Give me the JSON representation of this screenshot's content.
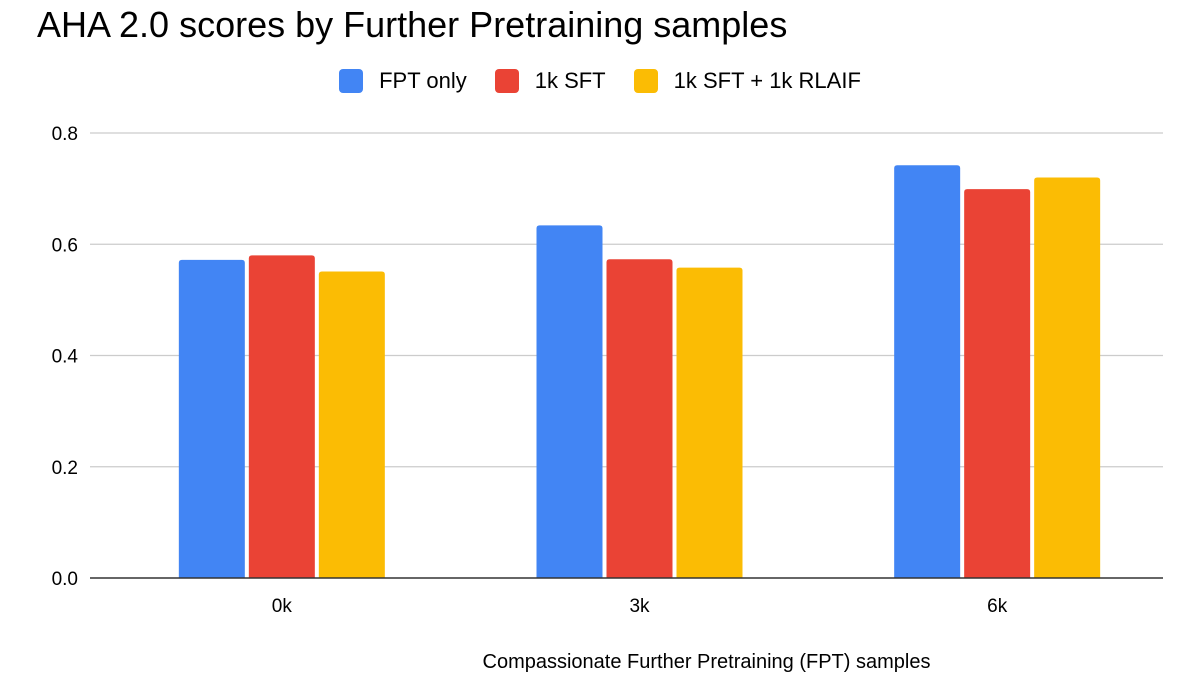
{
  "chart_data": {
    "type": "bar",
    "title": "AHA 2.0 scores by Further Pretraining samples",
    "xlabel": "Compassionate Further Pretraining (FPT) samples",
    "ylabel": "",
    "categories": [
      "0k",
      "3k",
      "6k"
    ],
    "series": [
      {
        "name": "FPT only",
        "color": "#4285F4",
        "values": [
          0.572,
          0.634,
          0.742
        ]
      },
      {
        "name": "1k SFT",
        "color": "#EA4335",
        "values": [
          0.58,
          0.573,
          0.699
        ]
      },
      {
        "name": "1k SFT + 1k RLAIF",
        "color": "#FBBC04",
        "values": [
          0.551,
          0.558,
          0.72
        ]
      }
    ],
    "ylim": [
      0,
      0.8
    ],
    "yticks": [
      "0.0",
      "0.2",
      "0.4",
      "0.6",
      "0.8"
    ],
    "grid": true,
    "legend_position": "top-center"
  }
}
•••
| WRITTEN REQUEST |
Scan the lines for the string "Pretraining". Pick out every line that has it.

| TASK ANSWER |
    "title": "AHA 2.0 scores by Further Pretraining samples",
    "xlabel": "Compassionate Further Pretraining (FPT) samples",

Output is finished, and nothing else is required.